Begin Entries

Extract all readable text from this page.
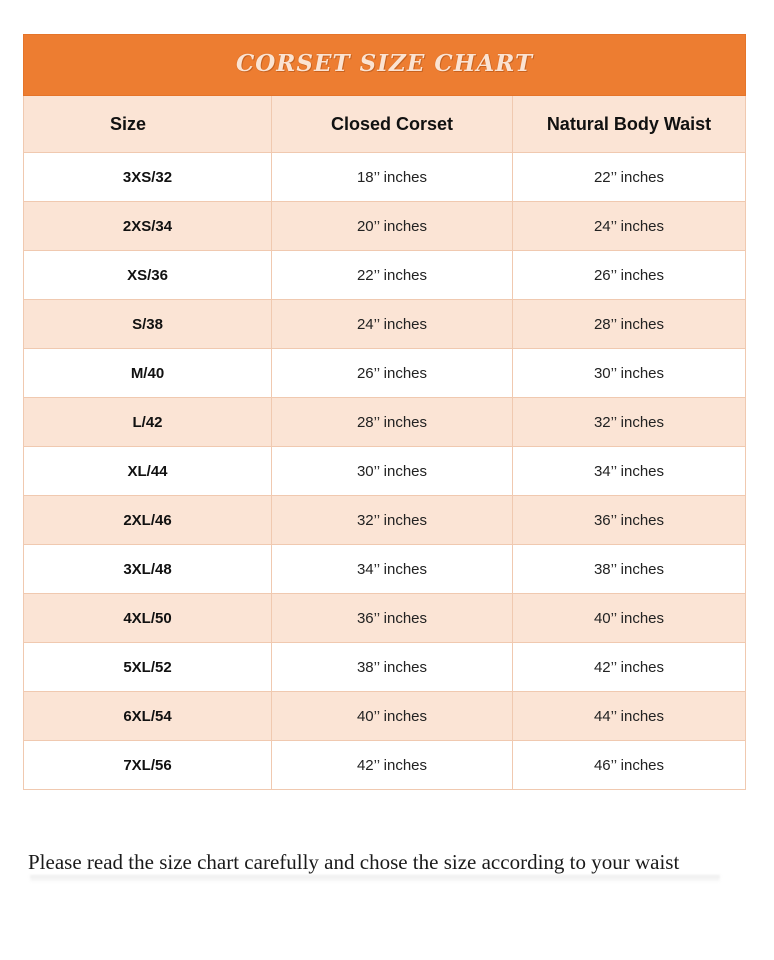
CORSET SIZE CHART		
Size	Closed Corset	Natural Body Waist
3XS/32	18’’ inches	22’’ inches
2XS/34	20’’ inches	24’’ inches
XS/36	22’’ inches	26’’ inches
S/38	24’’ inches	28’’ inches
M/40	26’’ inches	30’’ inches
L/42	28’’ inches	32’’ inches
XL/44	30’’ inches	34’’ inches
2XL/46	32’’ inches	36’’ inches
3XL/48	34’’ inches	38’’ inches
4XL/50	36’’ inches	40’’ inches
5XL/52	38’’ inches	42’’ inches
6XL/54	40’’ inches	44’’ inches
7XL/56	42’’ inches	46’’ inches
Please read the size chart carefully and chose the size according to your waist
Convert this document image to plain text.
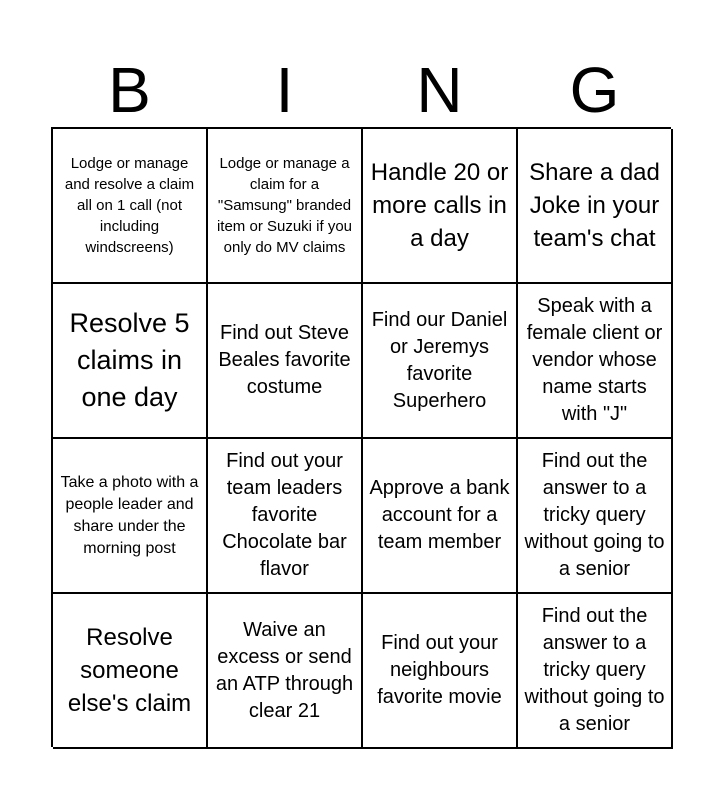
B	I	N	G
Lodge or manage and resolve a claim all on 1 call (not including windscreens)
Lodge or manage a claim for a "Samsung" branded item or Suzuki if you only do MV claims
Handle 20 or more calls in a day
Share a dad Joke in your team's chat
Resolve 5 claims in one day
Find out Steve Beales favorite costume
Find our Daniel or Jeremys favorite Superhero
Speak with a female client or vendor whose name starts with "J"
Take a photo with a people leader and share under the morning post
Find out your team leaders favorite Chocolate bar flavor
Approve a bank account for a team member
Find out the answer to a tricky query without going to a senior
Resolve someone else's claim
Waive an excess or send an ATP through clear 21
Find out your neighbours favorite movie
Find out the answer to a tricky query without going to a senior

End Entries

-- Exercise instructions --
Among the entries above, identify all lines with "Find" and copy them.

-- Exercise solution --
Find out Steve Beales favorite costume
Find our Daniel or Jeremys favorite Superhero
Find out your team leaders favorite Chocolate bar flavor
Find out the answer to a tricky query without going to a senior
Find out your neighbours favorite movie
Find out the answer to a tricky query without going to a senior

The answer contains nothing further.